Wiersze źródłowe:
┌────────
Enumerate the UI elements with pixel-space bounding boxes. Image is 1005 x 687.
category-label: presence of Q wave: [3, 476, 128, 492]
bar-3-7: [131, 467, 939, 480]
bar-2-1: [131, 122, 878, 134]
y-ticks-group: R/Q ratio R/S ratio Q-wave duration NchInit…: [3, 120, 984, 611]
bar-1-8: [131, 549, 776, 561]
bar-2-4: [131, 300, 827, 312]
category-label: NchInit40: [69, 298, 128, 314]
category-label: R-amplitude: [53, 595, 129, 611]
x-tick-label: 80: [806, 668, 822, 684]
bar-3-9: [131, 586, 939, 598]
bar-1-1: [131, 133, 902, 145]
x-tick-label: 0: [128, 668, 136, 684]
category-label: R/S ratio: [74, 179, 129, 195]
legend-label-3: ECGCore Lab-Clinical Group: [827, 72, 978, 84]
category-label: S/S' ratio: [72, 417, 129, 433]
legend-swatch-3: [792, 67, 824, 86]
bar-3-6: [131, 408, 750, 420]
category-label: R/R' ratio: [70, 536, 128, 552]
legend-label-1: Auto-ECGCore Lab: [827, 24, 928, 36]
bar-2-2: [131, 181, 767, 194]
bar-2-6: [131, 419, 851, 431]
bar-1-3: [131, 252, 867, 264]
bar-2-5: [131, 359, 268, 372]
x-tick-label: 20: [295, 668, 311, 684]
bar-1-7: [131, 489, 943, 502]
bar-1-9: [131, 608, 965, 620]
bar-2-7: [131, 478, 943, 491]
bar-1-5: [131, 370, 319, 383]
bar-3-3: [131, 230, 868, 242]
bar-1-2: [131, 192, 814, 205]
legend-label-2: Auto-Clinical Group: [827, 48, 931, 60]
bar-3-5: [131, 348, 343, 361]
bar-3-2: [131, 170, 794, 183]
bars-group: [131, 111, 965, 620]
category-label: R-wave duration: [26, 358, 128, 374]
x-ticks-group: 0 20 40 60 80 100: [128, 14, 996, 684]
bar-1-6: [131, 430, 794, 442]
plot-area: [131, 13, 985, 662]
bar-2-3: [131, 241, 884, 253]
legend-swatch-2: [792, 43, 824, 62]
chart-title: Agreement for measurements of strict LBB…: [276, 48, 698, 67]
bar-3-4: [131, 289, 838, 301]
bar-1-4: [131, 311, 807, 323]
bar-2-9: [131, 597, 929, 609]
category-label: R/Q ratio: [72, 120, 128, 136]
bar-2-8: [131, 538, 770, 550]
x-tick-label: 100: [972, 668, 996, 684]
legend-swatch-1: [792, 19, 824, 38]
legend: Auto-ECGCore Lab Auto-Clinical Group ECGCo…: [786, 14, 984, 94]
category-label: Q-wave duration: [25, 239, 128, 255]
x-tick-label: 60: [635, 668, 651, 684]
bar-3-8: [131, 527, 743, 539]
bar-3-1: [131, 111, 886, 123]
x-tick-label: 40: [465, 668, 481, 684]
└────────
┌────────
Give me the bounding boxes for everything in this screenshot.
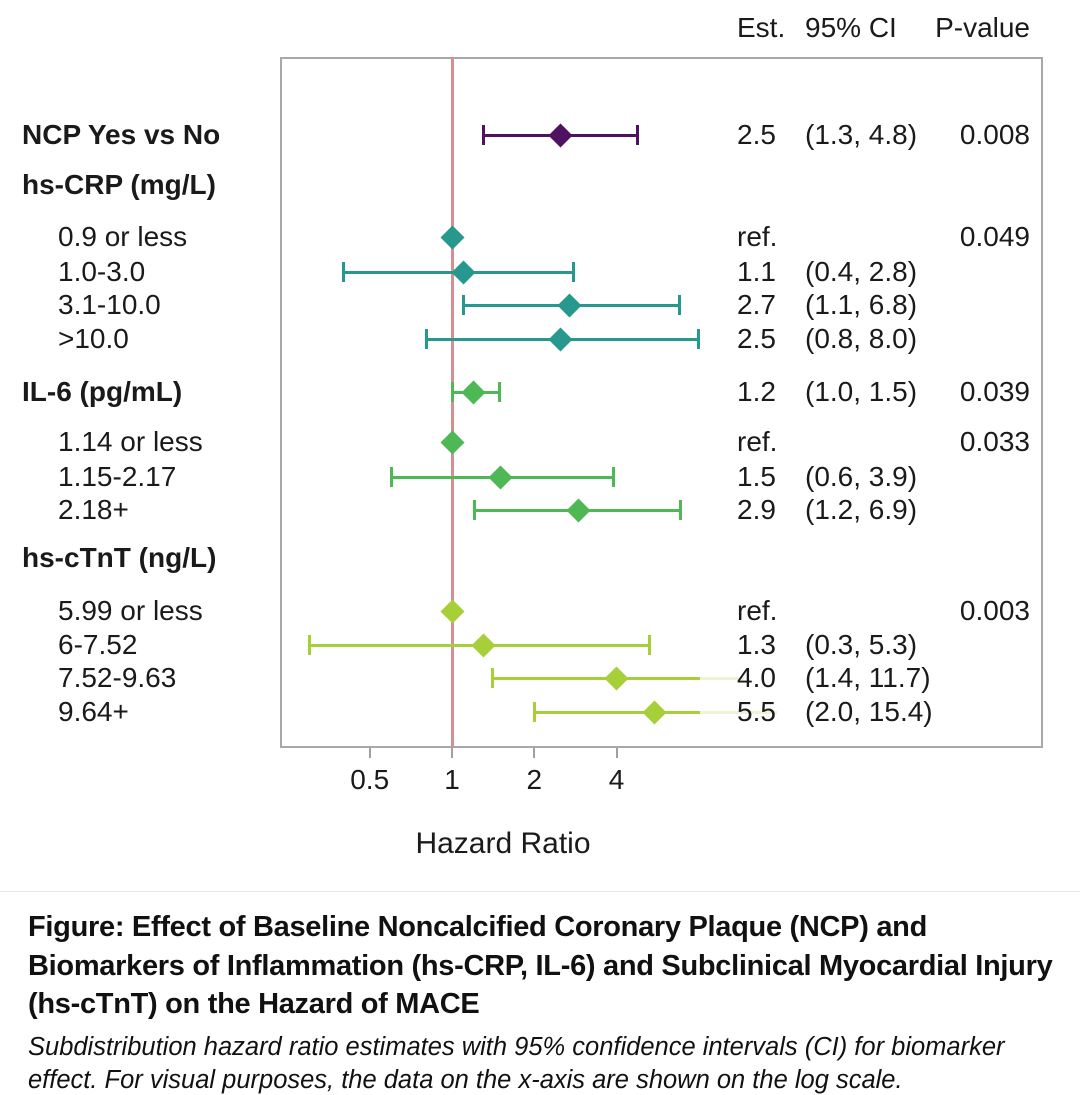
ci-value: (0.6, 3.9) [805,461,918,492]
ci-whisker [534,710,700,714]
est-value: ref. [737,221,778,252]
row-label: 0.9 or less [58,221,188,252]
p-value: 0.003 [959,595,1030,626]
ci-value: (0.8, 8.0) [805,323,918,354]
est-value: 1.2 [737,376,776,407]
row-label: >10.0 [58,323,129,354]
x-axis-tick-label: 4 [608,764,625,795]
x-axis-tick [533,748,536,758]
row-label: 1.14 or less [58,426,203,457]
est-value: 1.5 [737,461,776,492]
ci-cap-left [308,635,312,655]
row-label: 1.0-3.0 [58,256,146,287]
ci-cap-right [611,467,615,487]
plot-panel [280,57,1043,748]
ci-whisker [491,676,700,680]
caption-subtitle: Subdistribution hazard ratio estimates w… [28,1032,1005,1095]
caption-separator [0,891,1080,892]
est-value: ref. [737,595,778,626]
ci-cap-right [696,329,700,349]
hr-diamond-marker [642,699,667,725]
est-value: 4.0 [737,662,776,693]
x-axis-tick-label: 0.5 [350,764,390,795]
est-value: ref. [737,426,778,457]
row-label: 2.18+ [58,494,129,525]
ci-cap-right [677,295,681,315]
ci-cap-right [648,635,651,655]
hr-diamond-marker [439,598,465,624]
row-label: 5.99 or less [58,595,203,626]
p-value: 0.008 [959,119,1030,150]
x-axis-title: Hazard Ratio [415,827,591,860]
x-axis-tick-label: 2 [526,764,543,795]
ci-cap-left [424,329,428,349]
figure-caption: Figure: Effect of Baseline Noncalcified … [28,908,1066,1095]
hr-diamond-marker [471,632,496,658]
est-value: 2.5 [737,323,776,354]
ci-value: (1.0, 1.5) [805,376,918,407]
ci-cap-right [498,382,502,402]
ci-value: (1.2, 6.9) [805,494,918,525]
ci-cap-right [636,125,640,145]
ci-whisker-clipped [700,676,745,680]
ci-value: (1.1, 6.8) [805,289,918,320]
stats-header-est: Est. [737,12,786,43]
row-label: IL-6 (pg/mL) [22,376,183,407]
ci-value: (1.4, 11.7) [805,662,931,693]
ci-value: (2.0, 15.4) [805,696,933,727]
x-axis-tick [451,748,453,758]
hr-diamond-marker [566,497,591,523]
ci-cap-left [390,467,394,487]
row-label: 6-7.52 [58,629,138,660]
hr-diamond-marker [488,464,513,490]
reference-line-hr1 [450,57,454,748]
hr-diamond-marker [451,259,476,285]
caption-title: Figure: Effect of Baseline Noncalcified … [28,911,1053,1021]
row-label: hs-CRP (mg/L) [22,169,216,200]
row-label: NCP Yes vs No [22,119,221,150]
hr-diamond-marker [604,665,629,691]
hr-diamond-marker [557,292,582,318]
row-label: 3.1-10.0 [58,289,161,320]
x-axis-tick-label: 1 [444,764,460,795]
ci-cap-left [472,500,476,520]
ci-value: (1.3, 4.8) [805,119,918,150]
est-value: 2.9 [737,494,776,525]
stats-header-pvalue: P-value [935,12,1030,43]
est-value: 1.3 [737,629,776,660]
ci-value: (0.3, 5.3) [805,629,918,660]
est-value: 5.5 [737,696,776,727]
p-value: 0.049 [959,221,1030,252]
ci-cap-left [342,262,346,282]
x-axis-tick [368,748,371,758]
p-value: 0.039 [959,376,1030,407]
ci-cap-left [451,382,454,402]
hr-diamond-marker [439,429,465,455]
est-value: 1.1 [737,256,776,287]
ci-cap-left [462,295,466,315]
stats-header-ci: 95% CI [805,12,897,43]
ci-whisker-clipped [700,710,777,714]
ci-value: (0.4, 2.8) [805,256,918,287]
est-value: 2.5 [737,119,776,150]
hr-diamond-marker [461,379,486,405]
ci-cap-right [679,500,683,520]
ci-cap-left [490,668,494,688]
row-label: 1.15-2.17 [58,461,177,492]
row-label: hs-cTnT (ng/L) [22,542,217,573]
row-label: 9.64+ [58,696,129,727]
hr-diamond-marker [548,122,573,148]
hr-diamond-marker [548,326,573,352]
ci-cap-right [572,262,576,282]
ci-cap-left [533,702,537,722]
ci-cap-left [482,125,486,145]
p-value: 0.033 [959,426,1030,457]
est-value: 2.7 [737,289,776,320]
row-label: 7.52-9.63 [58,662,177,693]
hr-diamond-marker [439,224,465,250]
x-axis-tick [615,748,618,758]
└────────
### Treść zadania
Przekształć w listę numerowaną wiersze, zaczynając od wiersza zawierającego „Enumerate the UI”, a kończąc na wierszu zawierającym „category-label: R-amplitude: [53, 595, 129, 611]”, oba włącznie. Puste wiersze pomiń.

### Wynik ćwiczenia
1. Enumerate the UI elements with pixel-space bounding boxes. Image is 1005 x 687.
2. category-label: presence of Q wave: [3, 476, 128, 492]
3. bar-3-7: [131, 467, 939, 480]
4. bar-2-1: [131, 122, 878, 134]
5. y-ticks-group: R/Q ratio R/S ratio Q-wave duration NchInit…: [3, 120, 984, 611]
6. bar-1-8: [131, 549, 776, 561]
7. bar-2-4: [131, 300, 827, 312]
8. category-label: NchInit40: [69, 298, 128, 314]
9. category-label: R-amplitude: [53, 595, 129, 611]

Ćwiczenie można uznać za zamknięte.